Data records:

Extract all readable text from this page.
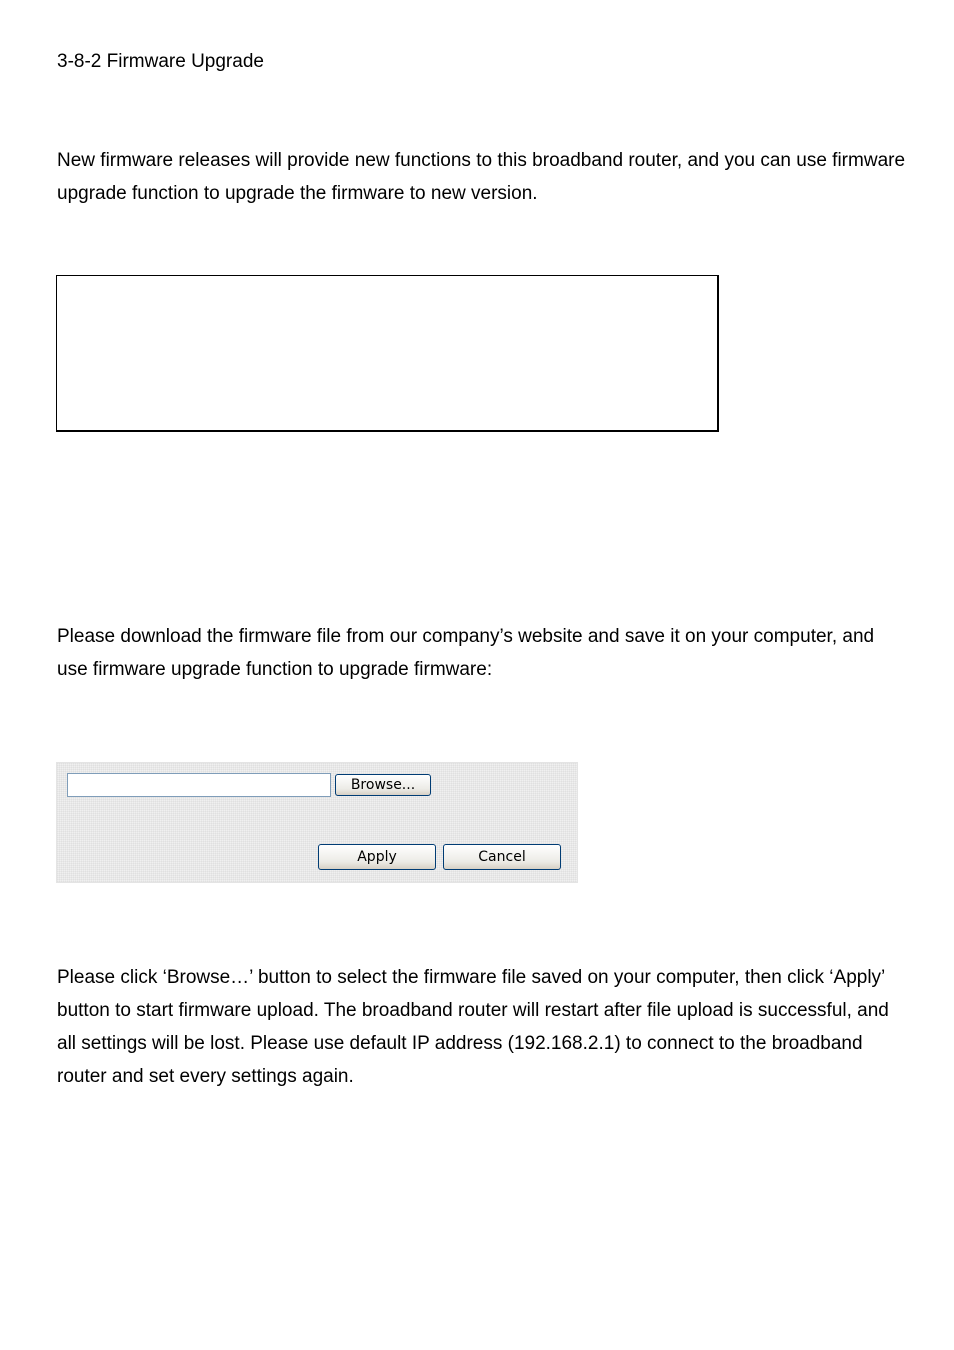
3-8-2 Firmware Upgrade

New firmware releases will provide new functions to this broadband router, and you can use firmware upgrade function to upgrade the firmware to new version.

Please download the firmware file from our company’s website and save it on your computer, and use firmware upgrade function to upgrade firmware:

Browse...
Apply	Cancel

Please click ‘Browse…’ button to select the firmware file saved on your computer, then click ‘Apply’ button to start firmware upload. The broadband router will restart after file upload is successful, and all settings will be lost. Please use default IP address (192.168.2.1) to connect to the broadband router and set every settings again.
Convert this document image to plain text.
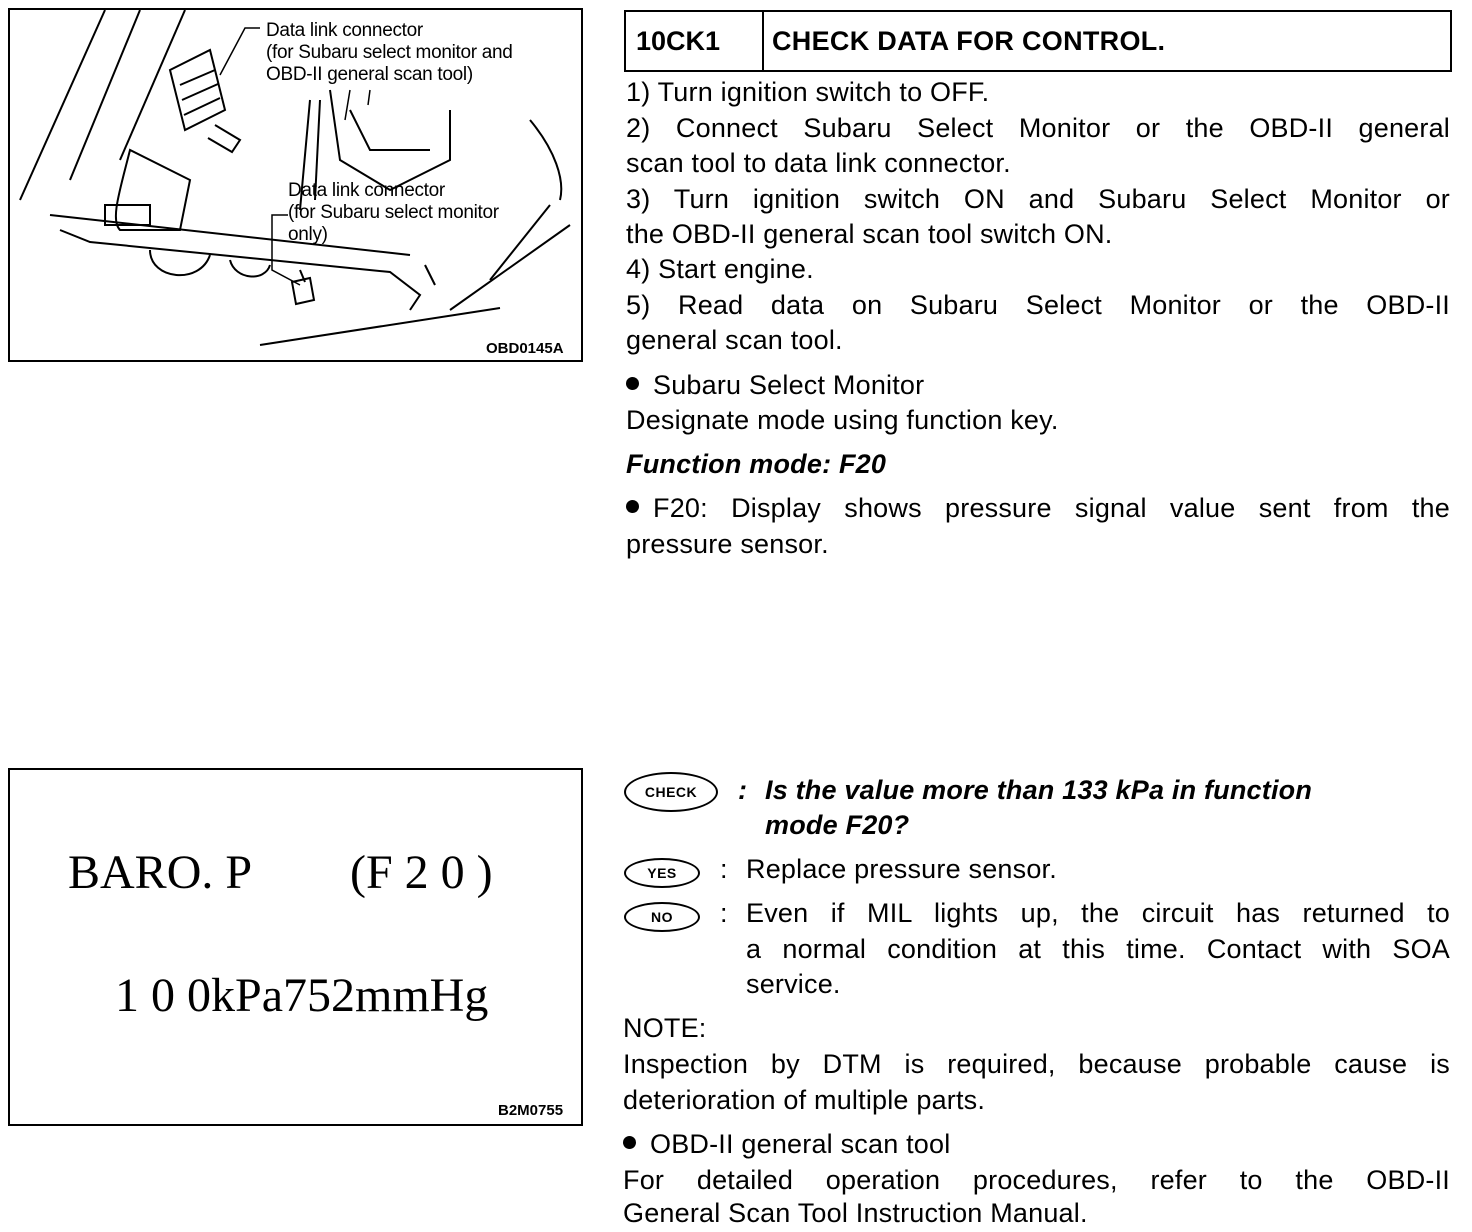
Data link connector
(for Subaru select monitor and
OBD-II general scan tool)
Data link connector
(for Subaru select monitor
only)
OBD0145A
BARO. P (F 2 0 )
1 0 0kPa752mmHg
B2M0755
10CK1	CHECK DATA FOR CONTROL.
1) Turn ignition switch to OFF.
2) Connect Subaru Select Monitor or the OBD-II general
scan tool to data link connector.
3) Turn ignition switch ON and Subaru Select Monitor or
the OBD-II general scan tool switch ON.
4) Start engine.
5) Read data on Subaru Select Monitor or the OBD-II
general scan tool.
Subaru Select Monitor
Designate mode using function key.
Function mode: F20
F20: Display shows pressure signal value sent from the
pressure sensor.
CHECK	: Is the value more than 133 kPa in function
mode F20?
YES	: Replace pressure sensor.
NO	: Even if MIL lights up, the circuit has returned to
a normal condition at this time. Contact with SOA
service.
NOTE:
Inspection by DTM is required, because probable cause is
deterioration of multiple parts.
OBD-II general scan tool
For detailed operation procedures, refer to the OBD-II
General Scan Tool Instruction Manual.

WRITTEN PROBLEM: Take every line above carrying "will" and return it.

WRITTEN RESPONSE:
New firmware releases will provide new functions to this broadband router, and you can use firmware upgrade function to upgrade the firmware to new version.
Please click ‘Browse…’ button to select the firmware file saved on your computer, then click ‘Apply’ button to start firmware upload. The broadband router will restart after file upload is successful, and all settings will be lost. Please use default IP address (192.168.2.1) to connect to the broadband router and set every settings again.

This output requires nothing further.